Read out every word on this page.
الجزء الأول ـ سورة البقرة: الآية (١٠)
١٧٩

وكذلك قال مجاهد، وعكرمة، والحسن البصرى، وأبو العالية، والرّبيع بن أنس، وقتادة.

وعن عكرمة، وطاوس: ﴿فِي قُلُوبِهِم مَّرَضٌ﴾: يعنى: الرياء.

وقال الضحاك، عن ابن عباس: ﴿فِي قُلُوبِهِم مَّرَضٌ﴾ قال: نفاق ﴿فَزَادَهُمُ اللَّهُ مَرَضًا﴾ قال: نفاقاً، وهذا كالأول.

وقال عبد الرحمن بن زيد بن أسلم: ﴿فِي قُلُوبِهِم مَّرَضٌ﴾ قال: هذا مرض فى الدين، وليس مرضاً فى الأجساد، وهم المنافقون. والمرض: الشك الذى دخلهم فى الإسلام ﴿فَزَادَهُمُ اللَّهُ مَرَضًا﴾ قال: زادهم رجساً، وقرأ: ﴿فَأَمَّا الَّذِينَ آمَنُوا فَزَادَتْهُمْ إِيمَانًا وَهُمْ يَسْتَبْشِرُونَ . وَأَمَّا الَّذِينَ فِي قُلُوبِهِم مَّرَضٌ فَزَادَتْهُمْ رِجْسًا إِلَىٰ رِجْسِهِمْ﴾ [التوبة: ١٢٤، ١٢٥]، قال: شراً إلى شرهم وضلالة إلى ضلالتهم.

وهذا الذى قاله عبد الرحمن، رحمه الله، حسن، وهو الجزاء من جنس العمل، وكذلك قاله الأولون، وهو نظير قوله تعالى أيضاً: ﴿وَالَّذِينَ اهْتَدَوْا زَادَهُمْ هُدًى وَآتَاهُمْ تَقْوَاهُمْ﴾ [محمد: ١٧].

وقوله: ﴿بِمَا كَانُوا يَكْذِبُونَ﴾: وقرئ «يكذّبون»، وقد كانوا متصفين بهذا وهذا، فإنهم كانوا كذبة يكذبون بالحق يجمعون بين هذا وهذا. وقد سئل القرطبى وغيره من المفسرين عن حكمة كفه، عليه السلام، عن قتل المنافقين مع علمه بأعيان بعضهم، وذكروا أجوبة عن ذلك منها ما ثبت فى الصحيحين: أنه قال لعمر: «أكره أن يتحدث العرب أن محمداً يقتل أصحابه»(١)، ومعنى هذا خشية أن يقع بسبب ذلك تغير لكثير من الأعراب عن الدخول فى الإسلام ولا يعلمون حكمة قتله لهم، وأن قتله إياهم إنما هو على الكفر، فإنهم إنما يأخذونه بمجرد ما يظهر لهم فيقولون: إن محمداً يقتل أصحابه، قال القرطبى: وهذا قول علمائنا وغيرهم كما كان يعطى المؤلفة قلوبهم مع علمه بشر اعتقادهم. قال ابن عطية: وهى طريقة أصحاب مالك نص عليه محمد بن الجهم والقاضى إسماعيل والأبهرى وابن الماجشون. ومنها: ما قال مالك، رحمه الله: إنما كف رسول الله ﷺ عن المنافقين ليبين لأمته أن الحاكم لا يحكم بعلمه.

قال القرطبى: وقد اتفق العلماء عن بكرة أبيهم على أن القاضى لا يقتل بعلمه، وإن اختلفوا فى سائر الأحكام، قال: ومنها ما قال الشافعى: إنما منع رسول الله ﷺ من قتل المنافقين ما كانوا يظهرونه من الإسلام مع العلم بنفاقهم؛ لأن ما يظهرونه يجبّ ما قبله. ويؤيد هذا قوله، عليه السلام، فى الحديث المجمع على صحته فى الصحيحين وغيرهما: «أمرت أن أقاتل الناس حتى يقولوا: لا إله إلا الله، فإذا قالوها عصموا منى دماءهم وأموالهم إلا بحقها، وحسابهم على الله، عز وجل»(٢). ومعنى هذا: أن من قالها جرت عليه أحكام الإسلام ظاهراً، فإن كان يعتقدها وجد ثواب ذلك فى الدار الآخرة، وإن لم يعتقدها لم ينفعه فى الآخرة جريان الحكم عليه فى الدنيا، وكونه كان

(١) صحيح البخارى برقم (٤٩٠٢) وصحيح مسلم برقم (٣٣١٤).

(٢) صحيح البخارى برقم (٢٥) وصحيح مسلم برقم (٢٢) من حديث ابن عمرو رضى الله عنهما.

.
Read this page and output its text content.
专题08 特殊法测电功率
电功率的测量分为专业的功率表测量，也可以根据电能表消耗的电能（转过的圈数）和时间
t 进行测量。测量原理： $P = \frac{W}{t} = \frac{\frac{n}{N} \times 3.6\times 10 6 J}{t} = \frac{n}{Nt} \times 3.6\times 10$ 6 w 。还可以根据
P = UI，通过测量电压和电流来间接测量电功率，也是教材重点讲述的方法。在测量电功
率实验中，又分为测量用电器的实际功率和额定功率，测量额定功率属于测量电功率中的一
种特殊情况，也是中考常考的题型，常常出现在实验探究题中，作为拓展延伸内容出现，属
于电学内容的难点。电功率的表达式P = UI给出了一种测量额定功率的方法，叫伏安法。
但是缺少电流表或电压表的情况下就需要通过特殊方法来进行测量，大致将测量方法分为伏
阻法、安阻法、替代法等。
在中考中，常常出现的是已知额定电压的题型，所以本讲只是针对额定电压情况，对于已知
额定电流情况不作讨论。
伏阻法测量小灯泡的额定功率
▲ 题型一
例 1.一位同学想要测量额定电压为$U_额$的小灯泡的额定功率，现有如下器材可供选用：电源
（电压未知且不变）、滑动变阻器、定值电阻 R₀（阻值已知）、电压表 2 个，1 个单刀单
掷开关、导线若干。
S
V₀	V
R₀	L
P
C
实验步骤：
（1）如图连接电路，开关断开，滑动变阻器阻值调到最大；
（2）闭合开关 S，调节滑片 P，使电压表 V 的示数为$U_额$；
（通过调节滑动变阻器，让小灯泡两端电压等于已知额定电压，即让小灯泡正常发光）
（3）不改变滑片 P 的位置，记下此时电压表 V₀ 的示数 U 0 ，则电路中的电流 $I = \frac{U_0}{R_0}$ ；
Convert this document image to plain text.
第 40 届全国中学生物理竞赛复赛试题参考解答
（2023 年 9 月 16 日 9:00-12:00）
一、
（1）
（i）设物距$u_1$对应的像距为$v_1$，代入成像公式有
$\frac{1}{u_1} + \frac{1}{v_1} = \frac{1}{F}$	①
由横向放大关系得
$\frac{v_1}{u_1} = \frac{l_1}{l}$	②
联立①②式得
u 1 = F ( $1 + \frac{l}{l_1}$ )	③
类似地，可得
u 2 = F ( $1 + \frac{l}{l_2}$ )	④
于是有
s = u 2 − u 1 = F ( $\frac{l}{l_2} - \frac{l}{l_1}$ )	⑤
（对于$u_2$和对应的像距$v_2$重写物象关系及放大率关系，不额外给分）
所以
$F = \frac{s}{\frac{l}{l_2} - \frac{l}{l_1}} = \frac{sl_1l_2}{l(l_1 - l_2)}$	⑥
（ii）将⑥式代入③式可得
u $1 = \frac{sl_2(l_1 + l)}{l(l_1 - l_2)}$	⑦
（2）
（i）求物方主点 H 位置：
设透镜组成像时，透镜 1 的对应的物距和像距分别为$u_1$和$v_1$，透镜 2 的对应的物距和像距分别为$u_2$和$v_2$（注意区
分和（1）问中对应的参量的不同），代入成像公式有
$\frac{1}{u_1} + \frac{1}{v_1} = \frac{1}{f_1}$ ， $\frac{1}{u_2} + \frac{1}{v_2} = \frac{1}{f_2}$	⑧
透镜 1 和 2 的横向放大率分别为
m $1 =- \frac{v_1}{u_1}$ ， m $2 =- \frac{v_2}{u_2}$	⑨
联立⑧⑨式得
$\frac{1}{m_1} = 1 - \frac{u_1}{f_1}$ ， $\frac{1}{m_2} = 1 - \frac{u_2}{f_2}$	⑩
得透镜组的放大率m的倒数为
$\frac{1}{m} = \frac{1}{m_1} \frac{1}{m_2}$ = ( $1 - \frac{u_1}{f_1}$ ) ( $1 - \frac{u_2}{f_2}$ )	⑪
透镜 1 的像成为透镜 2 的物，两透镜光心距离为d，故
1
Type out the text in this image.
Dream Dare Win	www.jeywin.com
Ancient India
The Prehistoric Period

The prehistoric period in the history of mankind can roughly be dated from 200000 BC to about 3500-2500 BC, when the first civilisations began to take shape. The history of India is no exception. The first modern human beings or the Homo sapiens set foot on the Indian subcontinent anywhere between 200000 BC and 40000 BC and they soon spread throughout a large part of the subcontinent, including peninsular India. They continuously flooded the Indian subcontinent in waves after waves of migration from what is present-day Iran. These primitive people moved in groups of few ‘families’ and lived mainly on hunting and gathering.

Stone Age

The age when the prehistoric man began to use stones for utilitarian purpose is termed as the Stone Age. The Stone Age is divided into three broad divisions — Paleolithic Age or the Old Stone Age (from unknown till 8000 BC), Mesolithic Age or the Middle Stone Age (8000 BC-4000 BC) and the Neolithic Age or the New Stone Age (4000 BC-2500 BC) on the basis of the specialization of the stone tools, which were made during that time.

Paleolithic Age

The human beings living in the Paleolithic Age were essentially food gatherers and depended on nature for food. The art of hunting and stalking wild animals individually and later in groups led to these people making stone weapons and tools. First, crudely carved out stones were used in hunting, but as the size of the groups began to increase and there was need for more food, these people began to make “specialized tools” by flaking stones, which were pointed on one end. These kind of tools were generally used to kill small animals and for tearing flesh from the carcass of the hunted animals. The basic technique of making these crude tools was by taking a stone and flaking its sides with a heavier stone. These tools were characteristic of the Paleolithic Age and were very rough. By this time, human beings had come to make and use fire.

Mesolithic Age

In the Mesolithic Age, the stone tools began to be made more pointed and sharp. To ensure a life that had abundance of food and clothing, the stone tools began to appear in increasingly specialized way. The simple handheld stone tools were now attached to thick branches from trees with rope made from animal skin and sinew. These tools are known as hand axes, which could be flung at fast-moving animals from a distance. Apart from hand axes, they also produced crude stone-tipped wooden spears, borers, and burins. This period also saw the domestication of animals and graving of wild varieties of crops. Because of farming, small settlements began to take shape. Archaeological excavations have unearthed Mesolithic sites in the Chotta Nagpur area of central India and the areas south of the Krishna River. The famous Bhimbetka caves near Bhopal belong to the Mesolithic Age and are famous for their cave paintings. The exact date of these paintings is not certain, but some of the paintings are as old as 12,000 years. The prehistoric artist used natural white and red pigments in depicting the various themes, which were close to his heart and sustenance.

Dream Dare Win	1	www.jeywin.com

* * * *

SET EXERCISE: Where does the word "السلام" appear in the listing? List each line that holds it.

WRITTEN SOLUTION:
وقوله: ﴿بِمَا كَانُوا يَكْذِبُونَ﴾: وقرئ «يكذّبون»، وقد كانوا متصفين بهذا وهذا، فإنهم كانوا كذبة يكذبون بالحق يجمعون بين هذا وهذا. وقد سئل القرطبى وغيره من المفسرين عن حكمة كفه، عليه السلام، عن قتل المنافقين مع علمه بأعيان بعضهم، وذكروا أجوبة عن ذلك منها ما ثبت فى الصحيحين: أنه قال لعمر: «أكره أن يتحدث العرب أن محمداً يقتل أصحابه»(١)، ومعنى هذا خشية أن يقع بسبب ذلك تغير لكثير من الأعراب عن الدخول فى الإسلام ولا يعلمون حكمة قتله لهم، وأن قتله إياهم إنما هو على الكفر، فإنهم إنما يأخذونه بمجرد ما يظهر لهم فيقولون: إن محمداً يقتل أصحابه، قال القرطبى: وهذا قول علمائنا وغيرهم كما كان يعطى المؤلفة قلوبهم مع علمه بشر اعتقادهم. قال ابن عطية: وهى طريقة أصحاب مالك نص عليه محمد بن الجهم والقاضى إسماعيل والأبهرى وابن الماجشون. ومنها: ما قال مالك، رحمه الله: إنما كف رسول الله ﷺ عن المنافقين ليبين لأمته أن الحاكم لا يحكم بعلمه.
قال القرطبى: وقد اتفق العلماء عن بكرة أبيهم على أن القاضى لا يقتل بعلمه، وإن اختلفوا فى سائر الأحكام، قال: ومنها ما قال الشافعى: إنما منع رسول الله ﷺ من قتل المنافقين ما كانوا يظهرونه من الإسلام مع العلم بنفاقهم؛ لأن ما يظهرونه يجبّ ما قبله. ويؤيد هذا قوله، عليه السلام، فى الحديث المجمع على صحته فى الصحيحين وغيرهما: «أمرت أن أقاتل الناس حتى يقولوا: لا إله إلا الله، فإذا قالوها عصموا منى دماءهم وأموالهم إلا بحقها، وحسابهم على الله، عز وجل»(٢). ومعنى هذا: أن من قالها جرت عليه أحكام الإسلام ظاهراً، فإن كان يعتقدها وجد ثواب ذلك فى الدار الآخرة، وإن لم يعتقدها لم ينفعه فى الآخرة جريان الحكم عليه فى الدنيا، وكونه كان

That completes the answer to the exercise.